* start *
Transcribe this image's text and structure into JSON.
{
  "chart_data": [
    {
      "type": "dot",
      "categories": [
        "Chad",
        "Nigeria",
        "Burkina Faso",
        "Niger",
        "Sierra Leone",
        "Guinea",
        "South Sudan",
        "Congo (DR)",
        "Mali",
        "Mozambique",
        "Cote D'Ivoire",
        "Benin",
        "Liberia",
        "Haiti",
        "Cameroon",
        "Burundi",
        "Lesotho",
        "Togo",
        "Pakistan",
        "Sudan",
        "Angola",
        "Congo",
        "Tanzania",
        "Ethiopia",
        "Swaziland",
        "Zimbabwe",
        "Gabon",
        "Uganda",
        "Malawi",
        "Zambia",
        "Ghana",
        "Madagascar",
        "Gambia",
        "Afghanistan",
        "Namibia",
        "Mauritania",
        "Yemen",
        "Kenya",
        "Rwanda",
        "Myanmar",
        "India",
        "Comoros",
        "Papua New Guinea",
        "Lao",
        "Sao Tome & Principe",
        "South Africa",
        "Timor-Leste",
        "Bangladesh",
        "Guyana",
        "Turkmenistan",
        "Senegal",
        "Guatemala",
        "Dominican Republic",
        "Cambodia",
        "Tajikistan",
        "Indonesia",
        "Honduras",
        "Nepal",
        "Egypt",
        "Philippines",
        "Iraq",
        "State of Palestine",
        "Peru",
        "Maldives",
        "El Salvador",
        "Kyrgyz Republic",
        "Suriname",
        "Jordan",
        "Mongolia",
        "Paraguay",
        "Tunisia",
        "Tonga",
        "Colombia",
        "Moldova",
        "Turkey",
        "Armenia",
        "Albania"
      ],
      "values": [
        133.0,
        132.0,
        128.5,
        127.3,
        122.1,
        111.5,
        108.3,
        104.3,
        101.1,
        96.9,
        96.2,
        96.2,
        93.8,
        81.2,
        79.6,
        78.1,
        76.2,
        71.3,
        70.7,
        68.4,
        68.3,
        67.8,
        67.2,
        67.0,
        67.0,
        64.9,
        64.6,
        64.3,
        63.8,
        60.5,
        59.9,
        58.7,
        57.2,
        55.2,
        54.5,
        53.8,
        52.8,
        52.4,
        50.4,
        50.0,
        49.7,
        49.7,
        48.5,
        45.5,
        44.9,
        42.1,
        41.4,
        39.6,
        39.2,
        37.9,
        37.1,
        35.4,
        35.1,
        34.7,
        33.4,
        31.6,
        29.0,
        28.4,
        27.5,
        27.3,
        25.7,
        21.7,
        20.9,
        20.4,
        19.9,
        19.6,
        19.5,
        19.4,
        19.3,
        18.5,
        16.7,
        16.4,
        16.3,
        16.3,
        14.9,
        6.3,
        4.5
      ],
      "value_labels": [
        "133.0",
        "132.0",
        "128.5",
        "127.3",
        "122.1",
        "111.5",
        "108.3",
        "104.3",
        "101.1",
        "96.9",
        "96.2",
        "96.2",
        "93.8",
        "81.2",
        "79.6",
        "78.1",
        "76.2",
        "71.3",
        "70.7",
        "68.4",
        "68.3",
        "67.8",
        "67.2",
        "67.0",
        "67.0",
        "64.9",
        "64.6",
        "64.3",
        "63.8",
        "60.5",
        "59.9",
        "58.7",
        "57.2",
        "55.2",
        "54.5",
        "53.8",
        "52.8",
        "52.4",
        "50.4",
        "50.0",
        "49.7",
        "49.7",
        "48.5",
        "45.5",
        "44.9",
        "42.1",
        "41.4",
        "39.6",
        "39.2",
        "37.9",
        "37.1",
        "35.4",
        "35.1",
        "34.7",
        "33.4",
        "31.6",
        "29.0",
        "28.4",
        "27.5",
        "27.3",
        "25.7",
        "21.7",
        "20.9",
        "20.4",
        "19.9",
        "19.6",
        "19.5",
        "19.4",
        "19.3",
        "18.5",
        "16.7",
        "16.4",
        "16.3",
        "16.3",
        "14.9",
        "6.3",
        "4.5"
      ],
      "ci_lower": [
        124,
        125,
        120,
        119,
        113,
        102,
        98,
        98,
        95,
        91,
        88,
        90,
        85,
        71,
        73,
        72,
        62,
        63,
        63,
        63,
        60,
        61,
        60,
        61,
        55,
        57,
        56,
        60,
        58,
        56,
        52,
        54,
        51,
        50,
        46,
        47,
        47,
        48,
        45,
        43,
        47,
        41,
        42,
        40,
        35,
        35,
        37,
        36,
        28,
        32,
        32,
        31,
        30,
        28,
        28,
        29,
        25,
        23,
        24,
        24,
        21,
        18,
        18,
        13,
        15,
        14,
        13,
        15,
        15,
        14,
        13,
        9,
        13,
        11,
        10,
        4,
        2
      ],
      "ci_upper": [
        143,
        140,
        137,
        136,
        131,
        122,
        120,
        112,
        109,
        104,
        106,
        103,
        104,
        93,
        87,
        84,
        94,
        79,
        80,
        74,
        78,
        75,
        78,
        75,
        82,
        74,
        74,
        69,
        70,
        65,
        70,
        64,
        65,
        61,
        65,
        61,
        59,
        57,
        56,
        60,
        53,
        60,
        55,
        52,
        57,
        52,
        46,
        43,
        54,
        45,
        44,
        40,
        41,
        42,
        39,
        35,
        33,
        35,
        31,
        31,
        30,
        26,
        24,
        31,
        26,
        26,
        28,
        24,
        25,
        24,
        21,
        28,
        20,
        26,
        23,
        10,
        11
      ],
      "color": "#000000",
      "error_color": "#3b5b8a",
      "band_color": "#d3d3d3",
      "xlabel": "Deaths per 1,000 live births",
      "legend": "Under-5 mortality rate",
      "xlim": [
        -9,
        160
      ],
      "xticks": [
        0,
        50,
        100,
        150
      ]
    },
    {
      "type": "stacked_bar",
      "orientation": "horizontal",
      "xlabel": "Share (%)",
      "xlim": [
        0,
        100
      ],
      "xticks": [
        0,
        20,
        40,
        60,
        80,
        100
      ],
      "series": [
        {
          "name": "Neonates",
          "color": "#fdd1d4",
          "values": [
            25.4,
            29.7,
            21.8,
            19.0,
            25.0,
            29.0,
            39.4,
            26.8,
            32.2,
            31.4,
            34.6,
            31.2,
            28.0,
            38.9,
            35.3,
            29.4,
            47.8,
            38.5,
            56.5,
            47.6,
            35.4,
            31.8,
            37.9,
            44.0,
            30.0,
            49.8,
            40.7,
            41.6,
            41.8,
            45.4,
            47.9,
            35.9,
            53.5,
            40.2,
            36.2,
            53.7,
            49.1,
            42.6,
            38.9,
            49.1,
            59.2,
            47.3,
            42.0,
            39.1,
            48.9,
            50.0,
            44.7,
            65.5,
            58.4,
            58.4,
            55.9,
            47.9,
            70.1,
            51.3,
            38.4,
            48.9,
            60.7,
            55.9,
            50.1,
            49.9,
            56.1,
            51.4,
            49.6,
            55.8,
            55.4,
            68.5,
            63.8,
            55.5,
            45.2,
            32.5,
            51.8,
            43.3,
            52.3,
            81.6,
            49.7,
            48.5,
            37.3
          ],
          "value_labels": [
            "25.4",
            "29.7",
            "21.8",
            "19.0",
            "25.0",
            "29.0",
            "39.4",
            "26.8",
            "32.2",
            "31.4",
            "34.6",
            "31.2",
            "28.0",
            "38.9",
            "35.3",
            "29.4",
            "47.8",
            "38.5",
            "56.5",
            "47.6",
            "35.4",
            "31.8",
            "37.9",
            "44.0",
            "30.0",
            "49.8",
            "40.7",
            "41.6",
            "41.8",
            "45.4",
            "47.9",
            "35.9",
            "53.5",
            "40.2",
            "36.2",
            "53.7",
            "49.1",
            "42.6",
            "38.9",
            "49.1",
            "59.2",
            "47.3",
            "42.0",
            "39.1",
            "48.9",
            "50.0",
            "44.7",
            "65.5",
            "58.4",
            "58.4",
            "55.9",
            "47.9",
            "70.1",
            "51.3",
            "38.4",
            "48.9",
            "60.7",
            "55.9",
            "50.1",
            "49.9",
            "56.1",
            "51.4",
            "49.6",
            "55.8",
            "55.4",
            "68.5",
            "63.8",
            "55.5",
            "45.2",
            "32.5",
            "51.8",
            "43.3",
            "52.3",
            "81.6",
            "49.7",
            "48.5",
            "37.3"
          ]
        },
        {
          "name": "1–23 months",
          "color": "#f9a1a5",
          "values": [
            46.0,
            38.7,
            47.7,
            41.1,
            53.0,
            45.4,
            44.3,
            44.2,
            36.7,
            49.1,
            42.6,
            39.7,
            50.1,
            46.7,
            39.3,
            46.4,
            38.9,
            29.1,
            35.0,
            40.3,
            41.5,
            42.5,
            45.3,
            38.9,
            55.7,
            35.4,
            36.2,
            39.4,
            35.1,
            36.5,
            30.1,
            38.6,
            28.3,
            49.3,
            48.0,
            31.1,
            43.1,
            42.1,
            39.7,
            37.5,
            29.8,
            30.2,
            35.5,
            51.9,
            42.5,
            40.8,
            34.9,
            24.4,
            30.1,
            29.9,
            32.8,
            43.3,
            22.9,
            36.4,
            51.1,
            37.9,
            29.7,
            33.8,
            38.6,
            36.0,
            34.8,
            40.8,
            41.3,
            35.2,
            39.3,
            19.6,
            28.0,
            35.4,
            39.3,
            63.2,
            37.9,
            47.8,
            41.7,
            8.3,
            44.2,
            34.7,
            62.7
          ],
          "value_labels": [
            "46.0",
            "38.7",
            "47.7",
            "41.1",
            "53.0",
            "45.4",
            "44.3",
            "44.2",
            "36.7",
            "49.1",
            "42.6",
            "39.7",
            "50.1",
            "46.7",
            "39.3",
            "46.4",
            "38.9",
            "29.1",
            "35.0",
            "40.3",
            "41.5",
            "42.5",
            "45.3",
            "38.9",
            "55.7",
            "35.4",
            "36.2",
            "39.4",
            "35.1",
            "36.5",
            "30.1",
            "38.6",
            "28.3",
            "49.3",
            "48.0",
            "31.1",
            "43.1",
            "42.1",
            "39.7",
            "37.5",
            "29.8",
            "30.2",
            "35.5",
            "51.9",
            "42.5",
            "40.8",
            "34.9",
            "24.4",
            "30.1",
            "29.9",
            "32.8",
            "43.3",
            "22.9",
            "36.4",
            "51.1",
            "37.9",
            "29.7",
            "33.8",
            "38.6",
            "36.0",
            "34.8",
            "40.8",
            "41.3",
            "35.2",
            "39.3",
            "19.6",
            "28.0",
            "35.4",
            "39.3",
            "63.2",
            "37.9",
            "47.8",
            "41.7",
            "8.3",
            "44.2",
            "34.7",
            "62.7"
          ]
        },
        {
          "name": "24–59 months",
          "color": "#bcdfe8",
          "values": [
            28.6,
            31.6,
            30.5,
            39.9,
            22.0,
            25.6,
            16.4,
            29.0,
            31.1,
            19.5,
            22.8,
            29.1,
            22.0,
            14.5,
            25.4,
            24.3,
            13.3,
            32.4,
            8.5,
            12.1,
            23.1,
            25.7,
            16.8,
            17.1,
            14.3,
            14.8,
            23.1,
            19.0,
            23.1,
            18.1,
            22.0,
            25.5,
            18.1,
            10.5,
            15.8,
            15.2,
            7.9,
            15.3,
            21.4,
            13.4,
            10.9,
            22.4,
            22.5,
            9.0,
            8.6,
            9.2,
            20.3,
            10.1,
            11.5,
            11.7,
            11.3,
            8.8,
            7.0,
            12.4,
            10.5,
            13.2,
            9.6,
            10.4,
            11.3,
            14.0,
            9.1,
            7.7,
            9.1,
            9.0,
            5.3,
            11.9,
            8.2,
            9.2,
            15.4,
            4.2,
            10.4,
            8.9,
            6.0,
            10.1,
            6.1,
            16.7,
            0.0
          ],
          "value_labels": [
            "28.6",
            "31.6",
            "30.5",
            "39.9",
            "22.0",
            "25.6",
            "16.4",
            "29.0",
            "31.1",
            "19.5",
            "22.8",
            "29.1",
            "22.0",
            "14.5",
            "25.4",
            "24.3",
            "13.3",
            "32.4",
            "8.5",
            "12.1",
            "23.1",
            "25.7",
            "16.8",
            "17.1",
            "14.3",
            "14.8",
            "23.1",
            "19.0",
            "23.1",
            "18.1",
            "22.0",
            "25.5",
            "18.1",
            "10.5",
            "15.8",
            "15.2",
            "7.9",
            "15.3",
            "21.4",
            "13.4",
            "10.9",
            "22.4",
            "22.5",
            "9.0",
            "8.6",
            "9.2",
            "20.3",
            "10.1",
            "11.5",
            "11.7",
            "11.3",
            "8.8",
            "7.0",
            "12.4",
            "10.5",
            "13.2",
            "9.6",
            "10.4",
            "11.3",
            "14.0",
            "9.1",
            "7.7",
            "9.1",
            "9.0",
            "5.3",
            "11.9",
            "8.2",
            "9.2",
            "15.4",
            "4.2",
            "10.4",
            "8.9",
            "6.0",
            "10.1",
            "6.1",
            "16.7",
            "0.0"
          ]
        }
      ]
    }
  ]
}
* end *
▶ GOAL
Copy every line of the entries above in which "xlabel" occurs.

▶ EXPECTED ANSWER
      "xlabel": "Deaths per 1,000 live births",
      "xlabel": "Share (%)",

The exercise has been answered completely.